*Exercise goal*.
Transcribe all of the records precisely as they are presented.

# # # #

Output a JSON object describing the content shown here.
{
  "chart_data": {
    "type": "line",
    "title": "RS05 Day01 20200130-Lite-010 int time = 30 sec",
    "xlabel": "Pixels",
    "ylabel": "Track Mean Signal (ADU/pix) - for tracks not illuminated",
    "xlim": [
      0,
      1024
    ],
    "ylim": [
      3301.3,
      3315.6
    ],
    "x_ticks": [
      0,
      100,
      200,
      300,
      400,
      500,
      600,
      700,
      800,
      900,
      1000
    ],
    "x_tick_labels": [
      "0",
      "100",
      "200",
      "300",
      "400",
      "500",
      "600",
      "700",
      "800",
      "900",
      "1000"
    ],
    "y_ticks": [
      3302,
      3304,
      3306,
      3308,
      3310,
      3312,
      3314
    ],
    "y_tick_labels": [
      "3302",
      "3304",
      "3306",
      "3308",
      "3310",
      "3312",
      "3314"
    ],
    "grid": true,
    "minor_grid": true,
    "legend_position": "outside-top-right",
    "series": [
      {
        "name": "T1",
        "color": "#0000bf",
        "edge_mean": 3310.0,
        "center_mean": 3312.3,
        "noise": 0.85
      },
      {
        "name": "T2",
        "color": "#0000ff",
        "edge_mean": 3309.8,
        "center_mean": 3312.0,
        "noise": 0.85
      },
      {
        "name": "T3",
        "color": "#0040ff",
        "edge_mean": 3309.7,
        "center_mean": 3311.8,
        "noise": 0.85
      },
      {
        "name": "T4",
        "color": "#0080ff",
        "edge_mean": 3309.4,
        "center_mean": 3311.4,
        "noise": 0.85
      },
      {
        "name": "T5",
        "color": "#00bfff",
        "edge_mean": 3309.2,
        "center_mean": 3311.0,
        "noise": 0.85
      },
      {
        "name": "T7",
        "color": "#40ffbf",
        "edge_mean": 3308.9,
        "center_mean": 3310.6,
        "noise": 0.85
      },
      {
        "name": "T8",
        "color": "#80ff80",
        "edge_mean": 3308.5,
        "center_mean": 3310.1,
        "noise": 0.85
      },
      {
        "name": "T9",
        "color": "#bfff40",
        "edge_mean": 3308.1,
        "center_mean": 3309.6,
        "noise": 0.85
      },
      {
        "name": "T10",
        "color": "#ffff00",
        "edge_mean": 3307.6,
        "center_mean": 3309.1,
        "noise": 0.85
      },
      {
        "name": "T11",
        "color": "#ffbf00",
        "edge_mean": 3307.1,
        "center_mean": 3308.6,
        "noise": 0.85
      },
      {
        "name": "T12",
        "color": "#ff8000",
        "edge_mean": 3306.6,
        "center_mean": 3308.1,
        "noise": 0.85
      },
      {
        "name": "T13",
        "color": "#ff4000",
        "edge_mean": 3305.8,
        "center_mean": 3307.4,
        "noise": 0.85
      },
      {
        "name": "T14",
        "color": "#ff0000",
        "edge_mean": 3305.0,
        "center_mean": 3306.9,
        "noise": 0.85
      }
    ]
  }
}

# # # #

*Reply to the exercise*.
Output a JSON object describing the content shown here.
{
  "chart_data": {
    "type": "line",
    "title": "RS05 Day01 20200130-Lite-010 int time = 30 sec",
    "xlabel": "Pixels",
    "ylabel": "Track Mean Signal (ADU/pix) - for tracks not illuminated",
    "xlim": [
      0,
      1024
    ],
    "ylim": [
      3301.3,
      3315.6
    ],
    "x_ticks": [
      0,
      100,
      200,
      300,
      400,
      500,
      600,
      700,
      800,
      900,
      1000
    ],
    "x_tick_labels": [
      "0",
      "100",
      "200",
      "300",
      "400",
      "500",
      "600",
      "700",
      "800",
      "900",
      "1000"
    ],
    "y_ticks": [
      3302,
      3304,
      3306,
      3308,
      3310,
      3312,
      3314
    ],
    "y_tick_labels": [
      "3302",
      "3304",
      "3306",
      "3308",
      "3310",
      "3312",
      "3314"
    ],
    "grid": true,
    "minor_grid": true,
    "legend_position": "outside-top-right",
    "series": [
      {
        "name": "T1",
        "color": "#0000bf",
        "edge_mean": 3310.0,
        "center_mean": 3312.3,
        "noise": 0.85
      },
      {
        "name": "T2",
        "color": "#0000ff",
        "edge_mean": 3309.8,
        "center_mean": 3312.0,
        "noise": 0.85
      },
      {
        "name": "T3",
        "color": "#0040ff",
        "edge_mean": 3309.7,
        "center_mean": 3311.8,
        "noise": 0.85
      },
      {
        "name": "T4",
        "color": "#0080ff",
        "edge_mean": 3309.4,
        "center_mean": 3311.4,
        "noise": 0.85
      },
      {
        "name": "T5",
        "color": "#00bfff",
        "edge_mean": 3309.2,
        "center_mean": 3311.0,
        "noise": 0.85
      },
      {
        "name": "T7",
        "color": "#40ffbf",
        "edge_mean": 3308.9,
        "center_mean": 3310.6,
        "noise": 0.85
      },
      {
        "name": "T8",
        "color": "#80ff80",
        "edge_mean": 3308.5,
        "center_mean": 3310.1,
        "noise": 0.85
      },
      {
        "name": "T9",
        "color": "#bfff40",
        "edge_mean": 3308.1,
        "center_mean": 3309.6,
        "noise": 0.85
      },
      {
        "name": "T10",
        "color": "#ffff00",
        "edge_mean": 3307.6,
        "center_mean": 3309.1,
        "noise": 0.85
      },
      {
        "name": "T11",
        "color": "#ffbf00",
        "edge_mean": 3307.1,
        "center_mean": 3308.6,
        "noise": 0.85
      },
      {
        "name": "T12",
        "color": "#ff8000",
        "edge_mean": 3306.6,
        "center_mean": 3308.1,
        "noise": 0.85
      },
      {
        "name": "T13",
        "color": "#ff4000",
        "edge_mean": 3305.8,
        "center_mean": 3307.4,
        "noise": 0.85
      },
      {
        "name": "T14",
        "color": "#ff0000",
        "edge_mean": 3305.0,
        "center_mean": 3306.9,
        "noise": 0.85
      }
    ]
  }
}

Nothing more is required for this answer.